"""
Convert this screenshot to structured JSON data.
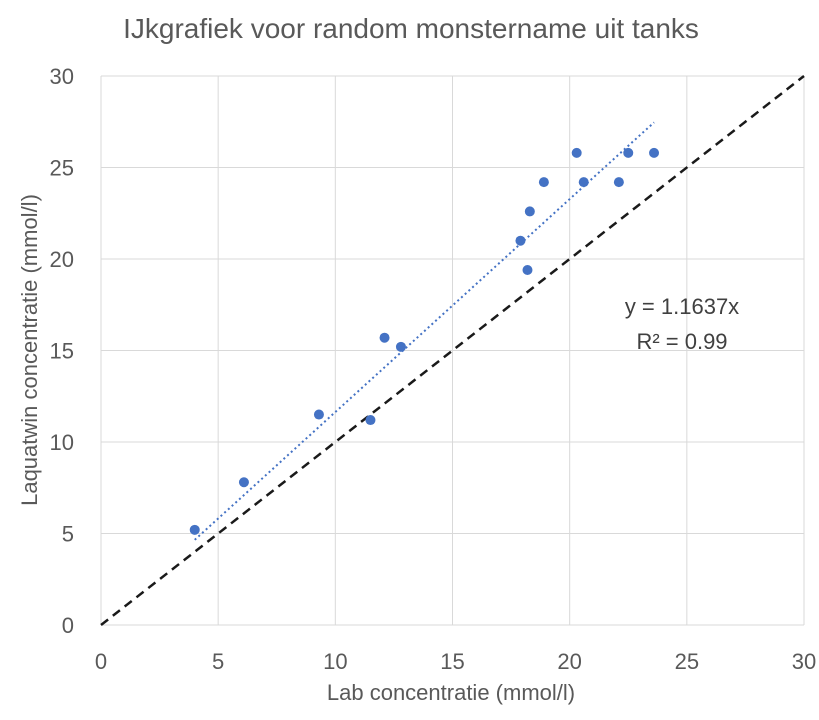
{
  "chart_data": {
    "type": "scatter",
    "title": "IJkgrafiek voor random monstername uit tanks",
    "xlabel": "Lab concentratie (mmol/l)",
    "ylabel": "Laquatwin concentratie (mmol/l)",
    "xlim": [
      0,
      30
    ],
    "ylim": [
      0,
      30
    ],
    "xticks": [
      "0",
      "5",
      "10",
      "15",
      "20",
      "25",
      "30"
    ],
    "yticks": [
      "0",
      "5",
      "10",
      "15",
      "20",
      "25",
      "30"
    ],
    "grid": true,
    "series": [
      {
        "points": [
          [
            4.0,
            5.2
          ],
          [
            6.1,
            7.8
          ],
          [
            9.3,
            11.5
          ],
          [
            11.5,
            11.2
          ],
          [
            12.1,
            15.7
          ],
          [
            12.8,
            15.2
          ],
          [
            17.9,
            21.0
          ],
          [
            18.2,
            19.4
          ],
          [
            18.3,
            22.6
          ],
          [
            18.9,
            24.2
          ],
          [
            20.3,
            25.8
          ],
          [
            20.6,
            24.2
          ],
          [
            22.1,
            24.2
          ],
          [
            22.5,
            25.8
          ],
          [
            23.6,
            25.8
          ]
        ],
        "color": "#4472c4"
      }
    ],
    "trendline": {
      "slope": 1.1637,
      "x_range": [
        4.0,
        23.6
      ],
      "style": "dotted",
      "color": "#4472c4"
    },
    "reference_line": {
      "label": "",
      "x_range": [
        0,
        30
      ],
      "style": "dashed",
      "color": "#1a1a1a"
    },
    "annotation": {
      "equation": "y = 1.1637x",
      "r_squared": "R² = 0.99"
    }
  }
}
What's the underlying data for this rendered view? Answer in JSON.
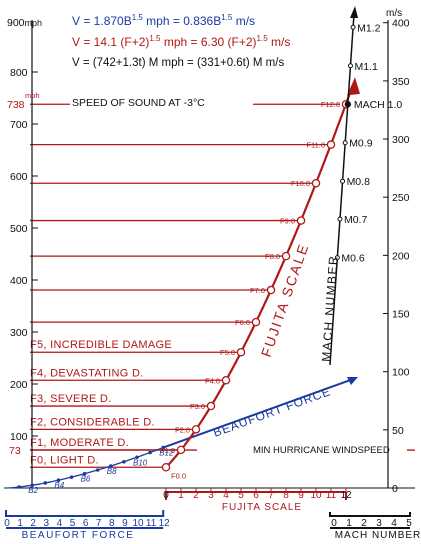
{
  "chart_data": {
    "type": "line",
    "formulas": [
      {
        "text_a": "V = 1.870B",
        "exp_a": "1.5",
        "text_b": " mph = 0.836B",
        "exp_b": "1.5",
        "text_c": " m/s",
        "color": "#1a3aa0"
      },
      {
        "text_a": "V = 14.1 (F+2)",
        "exp_a": "1.5",
        "text_b": " mph = 6.30 (F+2)",
        "exp_b": "1.5",
        "text_c": " m/s",
        "color": "#b01818"
      },
      {
        "text_a": "V = (742+1.3t) M mph = (331+0.6t) M m/s",
        "exp_a": "",
        "text_b": "",
        "exp_b": "",
        "text_c": "",
        "color": "#111111"
      }
    ],
    "left_axis": {
      "unit": "mph",
      "range": [
        0,
        900
      ],
      "ticks": [
        100,
        200,
        300,
        400,
        500,
        600,
        700,
        800
      ],
      "top_label": "900"
    },
    "right_axis": {
      "unit": "m/s",
      "range": [
        0,
        402
      ],
      "ticks": [
        0,
        50,
        100,
        150,
        200,
        250,
        300,
        350,
        400
      ]
    },
    "fujita_axis": {
      "title": "FUJITA SCALE",
      "ticks": [
        "0",
        "1",
        "2",
        "3",
        "4",
        "5",
        "6",
        "7",
        "8",
        "9",
        "10",
        "11",
        "12"
      ]
    },
    "beaufort_axis": {
      "title": "BEAUFORT FORCE",
      "ticks": [
        "0",
        "1",
        "2",
        "3",
        "4",
        "5",
        "6",
        "7",
        "8",
        "9",
        "10",
        "11",
        "12"
      ]
    },
    "mach_axis": {
      "title": "MACH NUMBER",
      "ticks": [
        "0",
        "1",
        "2",
        "3",
        "4",
        "5"
      ]
    },
    "fujita_curve": {
      "name": "FUJITA SCALE",
      "color": "#b01818",
      "points": [
        {
          "label": "F0.0",
          "f": 0,
          "v": 39.9
        },
        {
          "label": "F1.0",
          "f": 1,
          "v": 73.3
        },
        {
          "label": "F2.0",
          "f": 2,
          "v": 112.8
        },
        {
          "label": "F3.0",
          "f": 3,
          "v": 157.6
        },
        {
          "label": "F4.0",
          "f": 4,
          "v": 207.2
        },
        {
          "label": "F5.0",
          "f": 5,
          "v": 261.1
        },
        {
          "label": "F6.0",
          "f": 6,
          "v": 319.0
        },
        {
          "label": "F7.0",
          "f": 7,
          "v": 380.7
        },
        {
          "label": "F8.0",
          "f": 8,
          "v": 445.9
        },
        {
          "label": "F9.0",
          "f": 9,
          "v": 514.3
        },
        {
          "label": "F10.0",
          "f": 10,
          "v": 586.1
        },
        {
          "label": "F11.0",
          "f": 11,
          "v": 660.3
        },
        {
          "label": "F12.0",
          "f": 12,
          "v": 738
        }
      ]
    },
    "beaufort_curve": {
      "name": "BEAUFORT FORCE",
      "color": "#1a3aa0",
      "points": [
        {
          "b": 0,
          "v": 0
        },
        {
          "b": 2,
          "v": 5.3,
          "label": "B2"
        },
        {
          "b": 4,
          "v": 15,
          "label": "B4"
        },
        {
          "b": 6,
          "v": 27.5,
          "label": "B6"
        },
        {
          "b": 8,
          "v": 42.3,
          "label": "B8"
        },
        {
          "b": 10,
          "v": 59.1,
          "label": "B10"
        },
        {
          "b": 12,
          "v": 77.7,
          "label": "B12"
        }
      ],
      "arrow_end": {
        "b": 20,
        "v": 220
      }
    },
    "mach_line": {
      "name": "MACH NUMBER",
      "color": "#111111",
      "points": [
        {
          "label": "M0.6",
          "m": 0.6,
          "v": 443
        },
        {
          "label": "M0.7",
          "m": 0.7,
          "v": 517
        },
        {
          "label": "M0.8",
          "m": 0.8,
          "v": 590
        },
        {
          "label": "M0.9",
          "m": 0.9,
          "v": 664
        },
        {
          "label": "MACH 1.0",
          "m": 1.0,
          "v": 738
        },
        {
          "label": "M1.1",
          "m": 1.1,
          "v": 812
        },
        {
          "label": "M1.2",
          "m": 1.2,
          "v": 886
        }
      ]
    },
    "damage_levels": [
      {
        "label": "F0, LIGHT D.",
        "v": 39.9
      },
      {
        "label": "F1, MODERATE D.",
        "v": 73.3
      },
      {
        "label": "F2, CONSIDERABLE D.",
        "v": 112.8
      },
      {
        "label": "F3, SEVERE D.",
        "v": 157.6
      },
      {
        "label": "F4, DEVASTATING D.",
        "v": 207.2
      },
      {
        "label": "F5, INCREDIBLE DAMAGE",
        "v": 261.1
      },
      {
        "label": "",
        "v": 319.0
      },
      {
        "label": "",
        "v": 380.7
      },
      {
        "label": "",
        "v": 445.9
      },
      {
        "label": "",
        "v": 514.3
      },
      {
        "label": "",
        "v": 586.1
      },
      {
        "label": "",
        "v": 660.3
      }
    ],
    "reference_lines": [
      {
        "label": "SPEED OF SOUND AT -3°C",
        "v": 738,
        "marker": "738",
        "marker_unit": "mph"
      },
      {
        "label": "MIN HURRICANE WINDSPEED",
        "v": 73,
        "marker": "73",
        "marker_unit": ""
      }
    ]
  }
}
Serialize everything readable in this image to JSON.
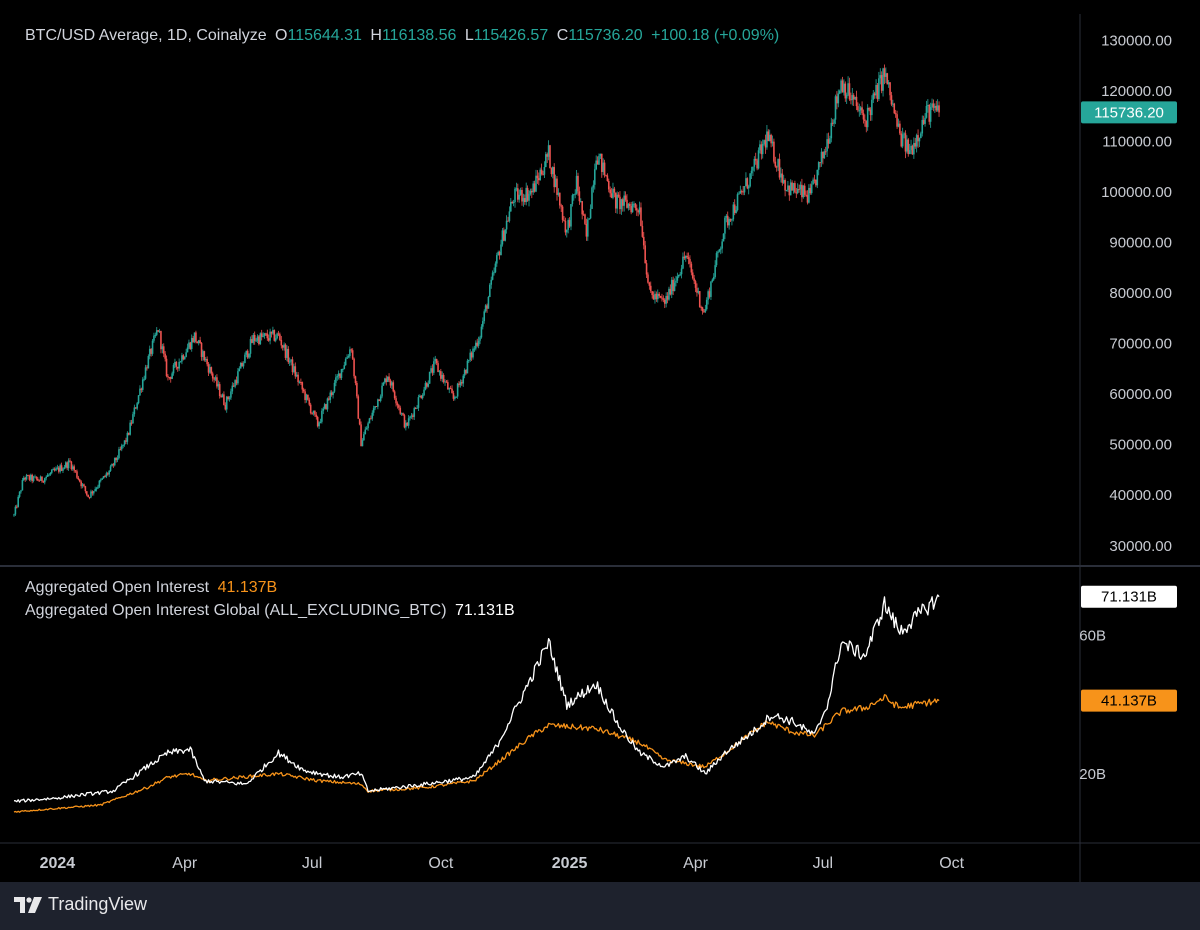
"""
TASK REQUIREMENTS ::
Gather all lines from the records above in which "SCALE" appears.

FULL ANSWER ::
      "title": "FUJITA SCALE",
      "name": "FUJITA SCALE",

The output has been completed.